__TASK DIRECTIONS__:
Restate every line of the material, word for word.

__SOURCE MATERIAL__:
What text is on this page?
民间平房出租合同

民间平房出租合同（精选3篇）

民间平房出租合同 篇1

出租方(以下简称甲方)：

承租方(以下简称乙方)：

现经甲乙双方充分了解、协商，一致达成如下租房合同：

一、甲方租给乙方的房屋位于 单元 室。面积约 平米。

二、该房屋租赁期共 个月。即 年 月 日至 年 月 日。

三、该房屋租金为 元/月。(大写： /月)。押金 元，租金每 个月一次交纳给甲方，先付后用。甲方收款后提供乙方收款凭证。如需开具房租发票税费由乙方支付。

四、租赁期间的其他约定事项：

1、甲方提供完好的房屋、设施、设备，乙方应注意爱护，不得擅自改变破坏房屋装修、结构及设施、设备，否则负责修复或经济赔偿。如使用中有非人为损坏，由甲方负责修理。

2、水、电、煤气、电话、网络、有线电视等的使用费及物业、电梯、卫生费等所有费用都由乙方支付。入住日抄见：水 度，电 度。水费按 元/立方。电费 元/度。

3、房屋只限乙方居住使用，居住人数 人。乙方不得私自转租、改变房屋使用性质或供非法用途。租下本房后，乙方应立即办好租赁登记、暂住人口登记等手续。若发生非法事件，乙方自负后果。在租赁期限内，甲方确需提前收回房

__COMPLETED TASK__:
What text is on this page?
民间平房出租合同

民间平房出租合同（精选3篇）

民间平房出租合同 篇1

出租方(以下简称甲方)：

承租方(以下简称乙方)：

现经甲乙双方充分了解、协商，一致达成如下租房合同：

一、甲方租给乙方的房屋位于 单元 室。面积约 平米。

二、该房屋租赁期共 个月。即 年 月 日至 年 月 日。

三、该房屋租金为 元/月。(大写： /月)。押金 元，租金每 个月一次交纳给甲方，先付后用。甲方收款后提供乙方收款凭证。如需开具房租发票税费由乙方支付。

四、租赁期间的其他约定事项：

1、甲方提供完好的房屋、设施、设备，乙方应注意爱护，不得擅自改变破坏房屋装修、结构及设施、设备，否则负责修复或经济赔偿。如使用中有非人为损坏，由甲方负责修理。

2、水、电、煤气、电话、网络、有线电视等的使用费及物业、电梯、卫生费等所有费用都由乙方支付。入住日抄见：水 度，电 度。水费按 元/立方。电费 元/度。

3、房屋只限乙方居住使用，居住人数 人。乙方不得私自转租、改变房屋使用性质或供非法用途。租下本房后，乙方应立即办好租赁登记、暂住人口登记等手续。若发生非法事件，乙方自负后果。在租赁期限内，甲方确需提前收回房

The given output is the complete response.